#### Goal:
Will you write out all the entries below exactly?

* Begin Stored data *

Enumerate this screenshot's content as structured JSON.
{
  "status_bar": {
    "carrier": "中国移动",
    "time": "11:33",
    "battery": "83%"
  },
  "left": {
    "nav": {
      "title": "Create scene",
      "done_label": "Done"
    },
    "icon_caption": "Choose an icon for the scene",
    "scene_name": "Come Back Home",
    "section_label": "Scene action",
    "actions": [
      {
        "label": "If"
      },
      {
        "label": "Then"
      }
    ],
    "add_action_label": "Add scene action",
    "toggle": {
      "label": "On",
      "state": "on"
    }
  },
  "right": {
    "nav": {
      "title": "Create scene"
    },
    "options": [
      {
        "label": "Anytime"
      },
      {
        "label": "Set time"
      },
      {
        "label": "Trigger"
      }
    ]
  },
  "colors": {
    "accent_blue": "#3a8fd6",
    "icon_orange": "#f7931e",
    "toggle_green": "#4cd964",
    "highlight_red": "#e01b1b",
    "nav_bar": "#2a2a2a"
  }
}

* End Stored data *

#### Output below:
Enumerate this screenshot's content as structured JSON.
{
  "status_bar": {
    "carrier": "中国移动",
    "time": "11:33",
    "battery": "83%"
  },
  "left": {
    "nav": {
      "title": "Create scene",
      "done_label": "Done"
    },
    "icon_caption": "Choose an icon for the scene",
    "scene_name": "Come Back Home",
    "section_label": "Scene action",
    "actions": [
      {
        "label": "If"
      },
      {
        "label": "Then"
      }
    ],
    "add_action_label": "Add scene action",
    "toggle": {
      "label": "On",
      "state": "on"
    }
  },
  "right": {
    "nav": {
      "title": "Create scene"
    },
    "options": [
      {
        "label": "Anytime"
      },
      {
        "label": "Set time"
      },
      {
        "label": "Trigger"
      }
    ]
  },
  "colors": {
    "accent_blue": "#3a8fd6",
    "icon_orange": "#f7931e",
    "toggle_green": "#4cd964",
    "highlight_red": "#e01b1b",
    "nav_bar": "#2a2a2a"
  }
}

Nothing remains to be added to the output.